Give the entries again, word for word.

### Material for this task:
* BEGIN *
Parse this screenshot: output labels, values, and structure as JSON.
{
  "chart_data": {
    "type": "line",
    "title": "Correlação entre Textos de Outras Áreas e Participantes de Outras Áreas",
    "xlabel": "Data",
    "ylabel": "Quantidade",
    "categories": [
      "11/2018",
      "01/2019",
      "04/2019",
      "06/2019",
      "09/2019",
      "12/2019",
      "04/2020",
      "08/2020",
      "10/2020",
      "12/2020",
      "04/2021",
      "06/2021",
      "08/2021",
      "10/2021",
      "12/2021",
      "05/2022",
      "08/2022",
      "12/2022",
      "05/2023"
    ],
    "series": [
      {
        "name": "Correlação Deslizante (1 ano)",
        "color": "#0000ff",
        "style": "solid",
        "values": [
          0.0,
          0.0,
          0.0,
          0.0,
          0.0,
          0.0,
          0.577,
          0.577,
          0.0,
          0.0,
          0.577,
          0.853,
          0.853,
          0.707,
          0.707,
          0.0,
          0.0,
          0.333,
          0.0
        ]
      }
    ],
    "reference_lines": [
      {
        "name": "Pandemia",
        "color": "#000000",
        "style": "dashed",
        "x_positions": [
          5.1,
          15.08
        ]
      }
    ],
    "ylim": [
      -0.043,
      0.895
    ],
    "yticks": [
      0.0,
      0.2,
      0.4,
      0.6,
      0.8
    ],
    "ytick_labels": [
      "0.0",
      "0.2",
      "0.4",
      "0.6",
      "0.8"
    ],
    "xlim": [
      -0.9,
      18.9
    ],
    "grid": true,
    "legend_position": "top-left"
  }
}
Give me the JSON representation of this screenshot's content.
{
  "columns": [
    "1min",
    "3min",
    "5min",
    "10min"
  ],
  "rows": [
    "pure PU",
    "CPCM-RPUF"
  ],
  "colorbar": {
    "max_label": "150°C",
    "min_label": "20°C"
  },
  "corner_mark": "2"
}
* END *
### Output for this task:
Parse this screenshot: output labels, values, and structure as JSON.
{
  "chart_data": {
    "type": "line",
    "title": "Correlação entre Textos de Outras Áreas e Participantes de Outras Áreas",
    "xlabel": "Data",
    "ylabel": "Quantidade",
    "categories": [
      "11/2018",
      "01/2019",
      "04/2019",
      "06/2019",
      "09/2019",
      "12/2019",
      "04/2020",
      "08/2020",
      "10/2020",
      "12/2020",
      "04/2021",
      "06/2021",
      "08/2021",
      "10/2021",
      "12/2021",
      "05/2022",
      "08/2022",
      "12/2022",
      "05/2023"
    ],
    "series": [
      {
        "name": "Correlação Deslizante (1 ano)",
        "color": "#0000ff",
        "style": "solid",
        "values": [
          0.0,
          0.0,
          0.0,
          0.0,
          0.0,
          0.0,
          0.577,
          0.577,
          0.0,
          0.0,
          0.577,
          0.853,
          0.853,
          0.707,
          0.707,
          0.0,
          0.0,
          0.333,
          0.0
        ]
      }
    ],
    "reference_lines": [
      {
        "name": "Pandemia",
        "color": "#000000",
        "style": "dashed",
        "x_positions": [
          5.1,
          15.08
        ]
      }
    ],
    "ylim": [
      -0.043,
      0.895
    ],
    "yticks": [
      0.0,
      0.2,
      0.4,
      0.6,
      0.8
    ],
    "ytick_labels": [
      "0.0",
      "0.2",
      "0.4",
      "0.6",
      "0.8"
    ],
    "xlim": [
      -0.9,
      18.9
    ],
    "grid": true,
    "legend_position": "top-left"
  }
}
Give me the JSON representation of this screenshot's content.
{
  "columns": [
    "1min",
    "3min",
    "5min",
    "10min"
  ],
  "rows": [
    "pure PU",
    "CPCM-RPUF"
  ],
  "colorbar": {
    "max_label": "150°C",
    "min_label": "20°C"
  },
  "corner_mark": "2"
}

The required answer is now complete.